▸ Requirement:
Copy out every one of the records below, putting "item" in place of each "element" and changing nothing else. Leave out the pictures.

▸ Provided information:
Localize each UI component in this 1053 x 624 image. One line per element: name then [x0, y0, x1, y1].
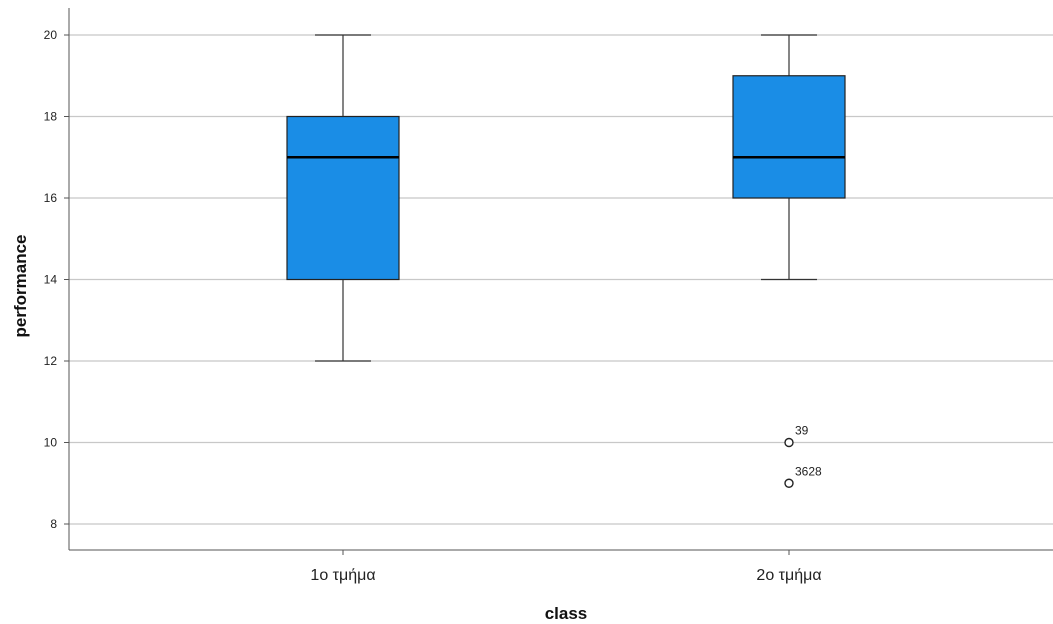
x-axis-title: class: [545, 604, 588, 623]
y-tick-label: 10: [44, 436, 58, 450]
box-group: [286, 34, 400, 362]
x-tick-labels: 1ο τμήμα 2ο τμήμα: [310, 550, 822, 584]
y-tick-labels: 8 10 12 14 16 18 20: [44, 28, 69, 531]
y-axis-title: performance: [11, 235, 30, 338]
outlier-point: [784, 437, 794, 448]
x-tick-label: 1ο τμήμα: [310, 567, 375, 584]
outlier-label: 39: [795, 424, 809, 438]
y-tick-label: 14: [44, 273, 58, 287]
boxes: 39 3628: [286, 34, 846, 488]
grid-lines: [69, 34, 1053, 525]
box-group: 39 3628: [732, 34, 846, 488]
box-iqr: [732, 75, 846, 199]
outlier-label: 3628: [795, 464, 822, 478]
y-tick-label: 8: [50, 517, 57, 531]
x-tick-label: 2ο τμήμα: [756, 567, 821, 584]
y-tick-label: 16: [44, 191, 58, 205]
box-iqr: [286, 115, 400, 281]
y-tick-label: 18: [44, 110, 58, 124]
outlier-point: [784, 478, 794, 488]
y-tick-label: 20: [44, 28, 58, 42]
y-tick-label: 12: [44, 354, 58, 368]
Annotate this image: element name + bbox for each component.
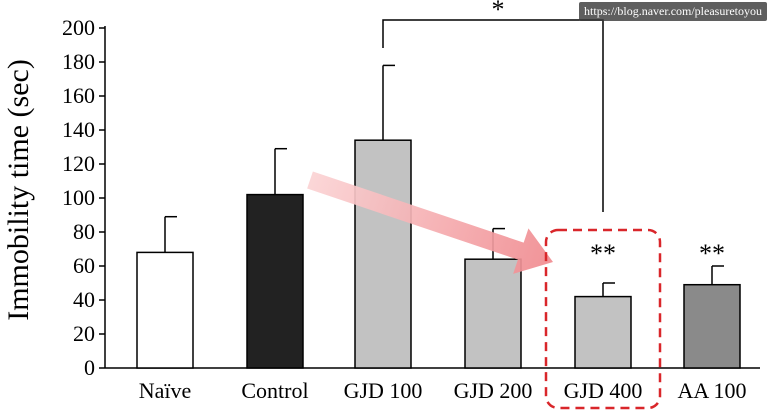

▸ Solution to the problem:
Localize each UI component in this 1053 x 624 image. One line per item: name then [x0, y0, x1, y1].
x-axis-title: class: [545, 604, 588, 623]
y-tick-label: 10: [44, 436, 58, 450]
box-group: [286, 34, 400, 362]
x-tick-labels: 1ο τμήμα 2ο τμήμα: [310, 550, 822, 584]
y-tick-labels: 8 10 12 14 16 18 20: [44, 28, 69, 531]
y-axis-title: performance: [11, 235, 30, 338]
outlier-point: [784, 437, 794, 448]
x-tick-label: 1ο τμήμα: [310, 567, 375, 584]
outlier-label: 39: [795, 424, 809, 438]
y-tick-label: 14: [44, 273, 58, 287]
boxes: 39 3628: [286, 34, 846, 488]
grid-lines: [69, 34, 1053, 525]
box-group: 39 3628: [732, 34, 846, 488]
box-iqr: [732, 75, 846, 199]
outlier-label: 3628: [795, 464, 822, 478]
y-tick-label: 8: [50, 517, 57, 531]
x-tick-label: 2ο τμήμα: [756, 567, 821, 584]
y-tick-label: 16: [44, 191, 58, 205]
box-iqr: [286, 115, 400, 281]
y-tick-label: 18: [44, 110, 58, 124]
outlier-point: [784, 478, 794, 488]
y-tick-label: 20: [44, 28, 58, 42]
y-tick-label: 12: [44, 354, 58, 368]
Annotate this image: item name + bbox for each component.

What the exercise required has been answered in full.